Exercise >>
Gather the lines that hold the string "食品中黄曲霉毒素".

(Source data)
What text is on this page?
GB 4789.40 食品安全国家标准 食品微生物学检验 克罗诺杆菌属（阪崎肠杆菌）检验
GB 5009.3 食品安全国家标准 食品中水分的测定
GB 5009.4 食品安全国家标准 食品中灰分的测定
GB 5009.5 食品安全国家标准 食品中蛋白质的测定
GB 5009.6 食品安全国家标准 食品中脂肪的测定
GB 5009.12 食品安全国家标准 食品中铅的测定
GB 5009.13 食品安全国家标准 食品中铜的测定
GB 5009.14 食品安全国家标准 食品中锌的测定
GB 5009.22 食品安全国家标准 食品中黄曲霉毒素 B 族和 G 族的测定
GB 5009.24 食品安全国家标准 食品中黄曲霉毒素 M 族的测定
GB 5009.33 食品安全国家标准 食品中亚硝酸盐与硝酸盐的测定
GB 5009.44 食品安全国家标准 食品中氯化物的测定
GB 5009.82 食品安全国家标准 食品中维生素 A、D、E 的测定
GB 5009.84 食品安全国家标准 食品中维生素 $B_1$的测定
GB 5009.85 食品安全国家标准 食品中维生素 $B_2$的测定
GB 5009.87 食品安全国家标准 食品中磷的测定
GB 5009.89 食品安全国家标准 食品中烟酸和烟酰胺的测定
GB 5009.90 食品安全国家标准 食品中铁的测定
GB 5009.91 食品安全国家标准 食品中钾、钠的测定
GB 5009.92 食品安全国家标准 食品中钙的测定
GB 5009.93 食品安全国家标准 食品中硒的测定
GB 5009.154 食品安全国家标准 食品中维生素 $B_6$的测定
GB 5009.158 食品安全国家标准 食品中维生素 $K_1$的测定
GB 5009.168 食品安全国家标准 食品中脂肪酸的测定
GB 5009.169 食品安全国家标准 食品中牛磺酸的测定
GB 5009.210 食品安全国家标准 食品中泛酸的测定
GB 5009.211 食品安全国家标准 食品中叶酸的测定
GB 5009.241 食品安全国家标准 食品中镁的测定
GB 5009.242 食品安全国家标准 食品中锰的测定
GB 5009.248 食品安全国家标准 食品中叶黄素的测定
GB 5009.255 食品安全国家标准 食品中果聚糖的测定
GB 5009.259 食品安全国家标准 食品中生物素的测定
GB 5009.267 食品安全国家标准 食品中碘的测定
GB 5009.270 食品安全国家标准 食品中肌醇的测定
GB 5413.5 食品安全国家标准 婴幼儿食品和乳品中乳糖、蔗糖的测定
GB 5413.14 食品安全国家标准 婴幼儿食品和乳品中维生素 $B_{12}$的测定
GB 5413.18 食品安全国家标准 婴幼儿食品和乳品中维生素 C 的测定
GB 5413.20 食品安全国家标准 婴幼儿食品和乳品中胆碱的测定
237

Result for this exercise >>
GB 5009.22 食品安全国家标准 食品中黄曲霉毒素 B 族和 G 族的测定
GB 5009.24 食品安全国家标准 食品中黄曲霉毒素 M 族的测定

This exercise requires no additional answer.